◆ Task instructions:
Reproduce every line of the data below word for word, omitting the pictures from your copy.

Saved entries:

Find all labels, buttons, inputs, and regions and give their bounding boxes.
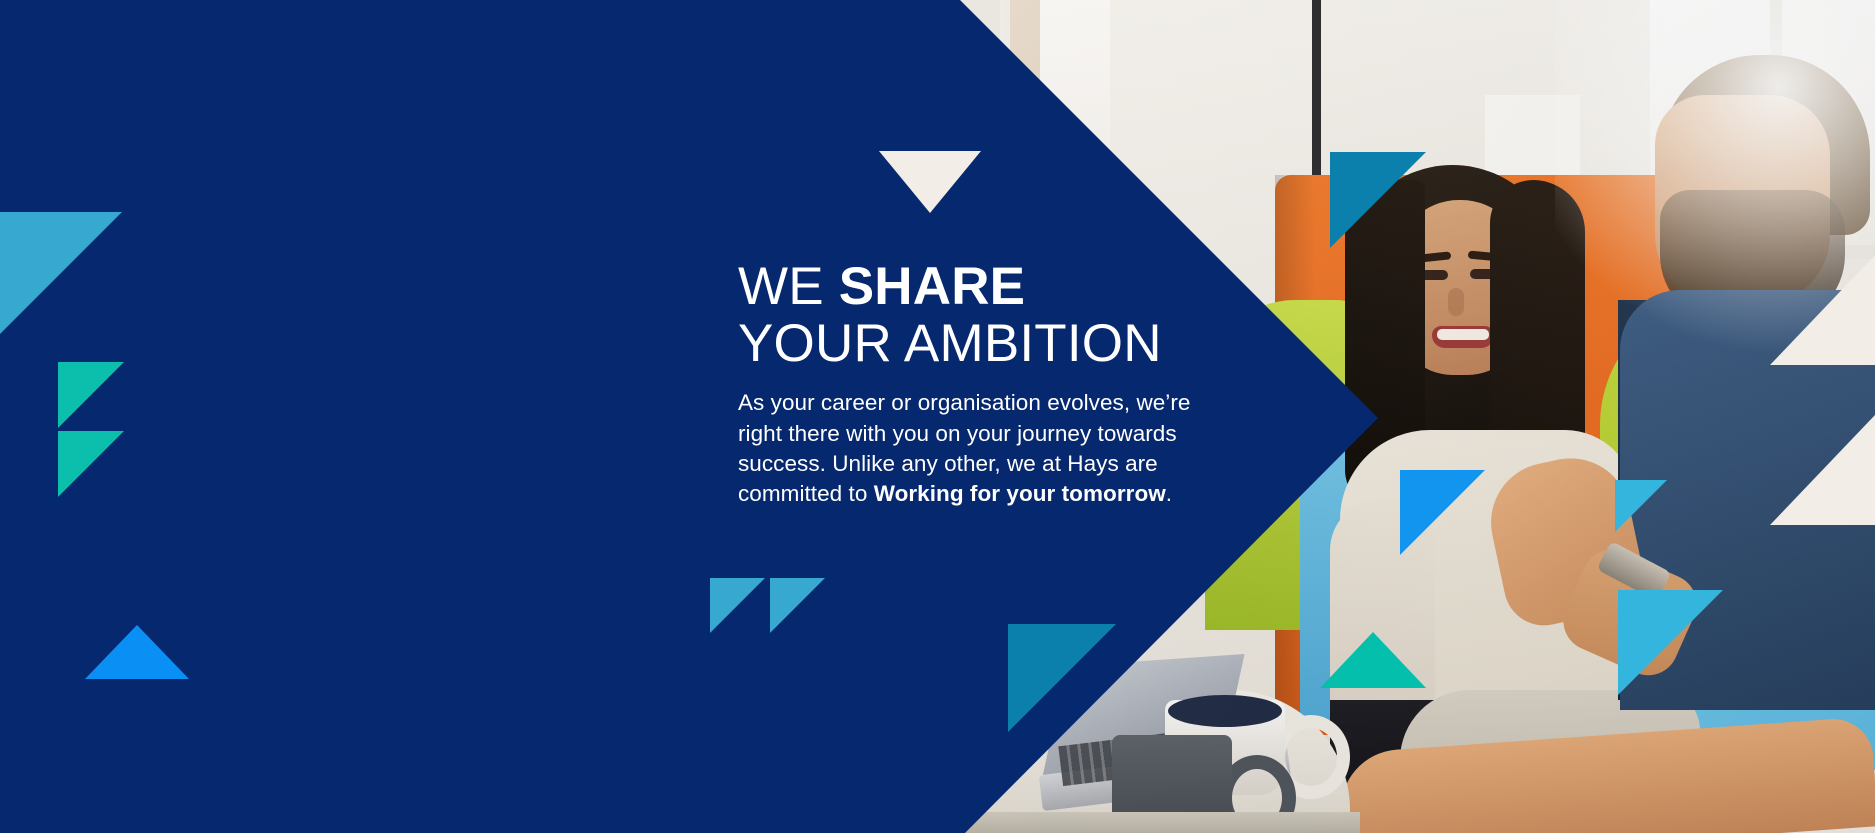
triangle-steel-blue-photo-top: [1330, 152, 1426, 248]
triangle-cream-right-lower: [1770, 415, 1875, 525]
triangle-light-blue-top-left: [0, 212, 122, 334]
triangle-bright-blue-sweater: [1400, 470, 1485, 555]
hero-copy-block: WE SHARE YOUR AMBITION As your career or…: [738, 258, 1208, 509]
hero-bodycopy: As your career or organisation evolves, …: [738, 388, 1208, 509]
triangle-light-blue-small: [1615, 480, 1667, 532]
bodycopy-tagline: Working for your tomorrow: [874, 481, 1166, 506]
triangle-cream-down-arrow: [879, 151, 981, 213]
bodycopy-period: .: [1166, 481, 1172, 506]
headline-line-1: WE SHARE: [738, 257, 1025, 316]
triangle-teal-stack-lower: [58, 431, 124, 497]
triangle-cream-right-upper: [1770, 255, 1875, 365]
hero-banner: WE SHARE YOUR AMBITION As your career or…: [0, 0, 1875, 833]
triangle-light-blue-pair-right: [770, 578, 825, 633]
triangle-bright-blue-up-arrow: [85, 625, 189, 679]
triangle-teal-stack-upper: [58, 362, 124, 428]
triangle-light-blue-pair-left: [710, 578, 765, 633]
triangle-light-blue-photo-right: [1618, 590, 1723, 695]
headline-share: SHARE: [839, 257, 1026, 316]
hero-headline: WE SHARE YOUR AMBITION: [738, 258, 1208, 372]
triangle-teal-up-photo: [1320, 632, 1426, 688]
headline-we: WE: [738, 257, 839, 316]
triangle-steel-blue-large: [1008, 624, 1116, 732]
headline-line-2: YOUR AMBITION: [738, 314, 1162, 373]
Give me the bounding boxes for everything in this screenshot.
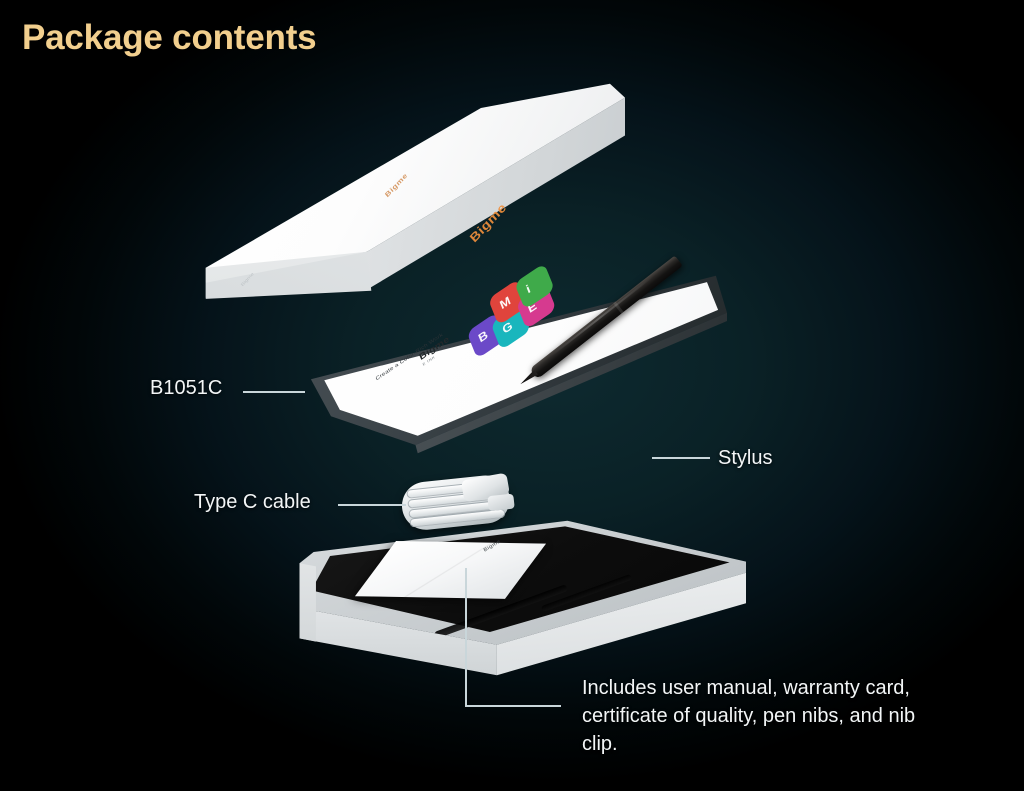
documents-line-2: certificate of quality, pen nibs, and ni… xyxy=(582,705,915,727)
color-tile-label: B xyxy=(477,329,490,345)
tablet-device: B G M E i Bigme E INK Create a Color-Ric… xyxy=(282,272,727,457)
color-tile-label: i xyxy=(524,283,531,296)
callout-leader-stylus xyxy=(652,457,710,459)
callout-leader-documents-horizontal xyxy=(465,705,561,707)
product-package-scene: Package contents Bigme Bigme Bigme B G M… xyxy=(0,0,1024,791)
color-tile-label: M xyxy=(498,295,512,312)
callout-label-documents: Includes user manual, warranty card, cer… xyxy=(582,674,982,758)
callout-label-tablet: B1051C xyxy=(150,377,222,400)
package-tray: Bigme xyxy=(276,520,746,680)
callout-label-cable: Type C cable xyxy=(194,491,311,514)
documents-line-3: clip. xyxy=(582,733,618,755)
callout-leader-cable xyxy=(338,504,406,506)
page-title: Package contents xyxy=(22,18,316,58)
callout-leader-documents-vertical xyxy=(465,568,467,706)
documents-line-1: Includes user manual, warranty card, xyxy=(582,677,910,699)
cable-connector-plug xyxy=(487,494,514,512)
callout-label-stylus: Stylus xyxy=(718,447,772,470)
callout-leader-tablet xyxy=(243,391,305,393)
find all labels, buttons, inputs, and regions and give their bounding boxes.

◆ Result of the task:
Find all labels, buttons, inputs, and regions and give their bounding boxes.
triangle-steel-blue-photo-top: [1330, 152, 1426, 248]
triangle-cream-right-lower: [1770, 415, 1875, 525]
triangle-light-blue-top-left: [0, 212, 122, 334]
triangle-bright-blue-sweater: [1400, 470, 1485, 555]
hero-copy-block: WE SHARE YOUR AMBITION As your career or…: [738, 258, 1208, 509]
hero-bodycopy: As your career or organisation evolves, …: [738, 388, 1208, 509]
triangle-light-blue-small: [1615, 480, 1667, 532]
bodycopy-tagline: Working for your tomorrow: [874, 481, 1166, 506]
triangle-cream-down-arrow: [879, 151, 981, 213]
bodycopy-period: .: [1166, 481, 1172, 506]
headline-line-1: WE SHARE: [738, 257, 1025, 316]
triangle-teal-stack-lower: [58, 431, 124, 497]
triangle-cream-right-upper: [1770, 255, 1875, 365]
hero-banner: WE SHARE YOUR AMBITION As your career or…: [0, 0, 1875, 833]
triangle-light-blue-pair-right: [770, 578, 825, 633]
triangle-bright-blue-up-arrow: [85, 625, 189, 679]
triangle-teal-stack-upper: [58, 362, 124, 428]
triangle-light-blue-pair-left: [710, 578, 765, 633]
triangle-light-blue-photo-right: [1618, 590, 1723, 695]
headline-share: SHARE: [839, 257, 1026, 316]
hero-headline: WE SHARE YOUR AMBITION: [738, 258, 1208, 372]
triangle-teal-up-photo: [1320, 632, 1426, 688]
headline-we: WE: [738, 257, 839, 316]
triangle-steel-blue-large: [1008, 624, 1116, 732]
headline-line-2: YOUR AMBITION: [738, 314, 1162, 373]
Give me the bounding boxes for everything in this screenshot.
documents-line-2: certificate of quality, pen nibs, and ni… xyxy=(582,705,915,727)
color-tile-label: B xyxy=(477,329,490,345)
tablet-device: B G M E i Bigme E INK Create a Color-Ric… xyxy=(282,272,727,457)
color-tile-label: i xyxy=(524,283,531,296)
callout-leader-stylus xyxy=(652,457,710,459)
callout-leader-documents-horizontal xyxy=(465,705,561,707)
product-package-scene: Package contents Bigme Bigme Bigme B G M… xyxy=(0,0,1024,791)
color-tile-label: M xyxy=(498,295,512,312)
callout-label-documents: Includes user manual, warranty card, cer… xyxy=(582,674,982,758)
callout-label-tablet: B1051C xyxy=(150,377,222,400)
package-tray: Bigme xyxy=(276,520,746,680)
callout-label-cable: Type C cable xyxy=(194,491,311,514)
documents-line-3: clip. xyxy=(582,733,618,755)
callout-leader-cable xyxy=(338,504,406,506)
page-title: Package contents xyxy=(22,18,316,58)
callout-leader-documents-vertical xyxy=(465,568,467,706)
documents-line-1: Includes user manual, warranty card, xyxy=(582,677,910,699)
cable-connector-plug xyxy=(487,494,514,512)
callout-label-stylus: Stylus xyxy=(718,447,772,470)
callout-leader-tablet xyxy=(243,391,305,393)
find all labels, buttons, inputs, and regions and give their bounding boxes.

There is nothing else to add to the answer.